## Excerpted data
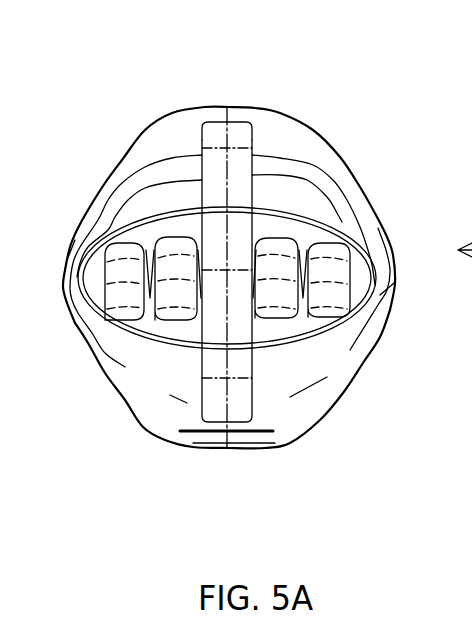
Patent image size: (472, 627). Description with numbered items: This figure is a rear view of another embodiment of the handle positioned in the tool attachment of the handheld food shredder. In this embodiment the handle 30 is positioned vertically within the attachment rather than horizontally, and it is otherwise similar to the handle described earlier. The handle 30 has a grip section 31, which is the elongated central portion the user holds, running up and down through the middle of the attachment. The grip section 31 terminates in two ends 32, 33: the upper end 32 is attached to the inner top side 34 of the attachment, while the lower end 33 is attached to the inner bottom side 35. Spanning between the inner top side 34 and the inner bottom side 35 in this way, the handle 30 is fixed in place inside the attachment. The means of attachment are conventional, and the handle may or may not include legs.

--

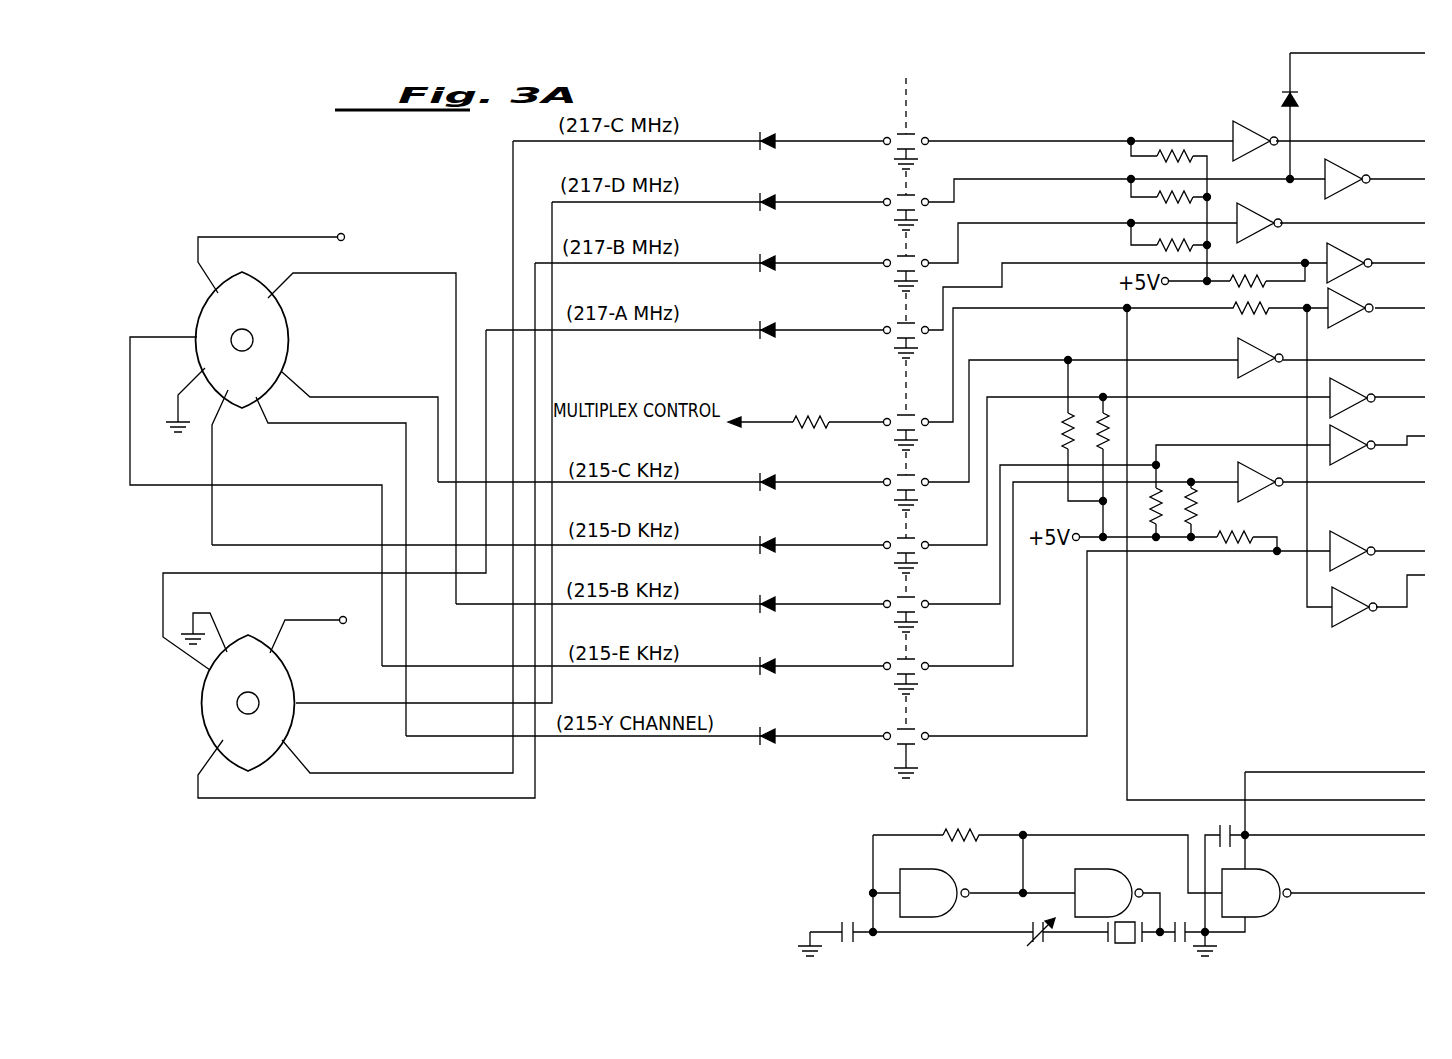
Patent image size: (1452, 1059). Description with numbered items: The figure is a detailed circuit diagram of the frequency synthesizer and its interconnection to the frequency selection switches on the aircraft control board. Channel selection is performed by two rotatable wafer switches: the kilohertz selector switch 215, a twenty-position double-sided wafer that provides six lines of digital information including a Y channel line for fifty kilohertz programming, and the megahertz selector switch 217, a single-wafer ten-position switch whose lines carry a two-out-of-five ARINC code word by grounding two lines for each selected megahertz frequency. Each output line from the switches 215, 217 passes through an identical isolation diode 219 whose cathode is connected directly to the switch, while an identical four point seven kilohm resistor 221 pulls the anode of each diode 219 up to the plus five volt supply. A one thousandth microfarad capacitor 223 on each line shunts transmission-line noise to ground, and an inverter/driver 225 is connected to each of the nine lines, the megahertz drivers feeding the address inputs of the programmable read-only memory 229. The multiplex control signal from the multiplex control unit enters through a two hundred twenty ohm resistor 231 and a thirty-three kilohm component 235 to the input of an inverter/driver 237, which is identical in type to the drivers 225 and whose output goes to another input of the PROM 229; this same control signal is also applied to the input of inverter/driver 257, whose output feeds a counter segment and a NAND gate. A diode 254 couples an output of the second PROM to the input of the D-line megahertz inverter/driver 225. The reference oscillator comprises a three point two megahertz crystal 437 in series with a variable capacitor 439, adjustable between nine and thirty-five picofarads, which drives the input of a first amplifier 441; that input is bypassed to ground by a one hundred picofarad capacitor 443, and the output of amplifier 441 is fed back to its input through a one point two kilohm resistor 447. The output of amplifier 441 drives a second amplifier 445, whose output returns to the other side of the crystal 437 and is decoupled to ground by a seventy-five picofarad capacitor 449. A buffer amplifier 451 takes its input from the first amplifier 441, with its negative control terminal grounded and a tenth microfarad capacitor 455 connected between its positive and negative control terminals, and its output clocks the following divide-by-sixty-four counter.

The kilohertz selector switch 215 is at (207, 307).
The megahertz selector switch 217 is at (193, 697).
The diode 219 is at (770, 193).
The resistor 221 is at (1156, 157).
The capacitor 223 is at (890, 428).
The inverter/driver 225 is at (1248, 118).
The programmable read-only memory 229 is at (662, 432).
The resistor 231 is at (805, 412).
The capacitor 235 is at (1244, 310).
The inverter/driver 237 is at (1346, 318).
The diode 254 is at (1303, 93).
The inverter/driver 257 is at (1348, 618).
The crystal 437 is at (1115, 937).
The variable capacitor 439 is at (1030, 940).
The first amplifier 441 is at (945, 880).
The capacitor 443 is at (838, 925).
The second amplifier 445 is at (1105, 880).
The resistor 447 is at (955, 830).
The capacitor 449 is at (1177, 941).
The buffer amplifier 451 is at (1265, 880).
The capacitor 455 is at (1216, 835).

## Aim
How many of the lines above contain the string "shredder", with case counting? Reply with only the number.

## Response for this exercise
1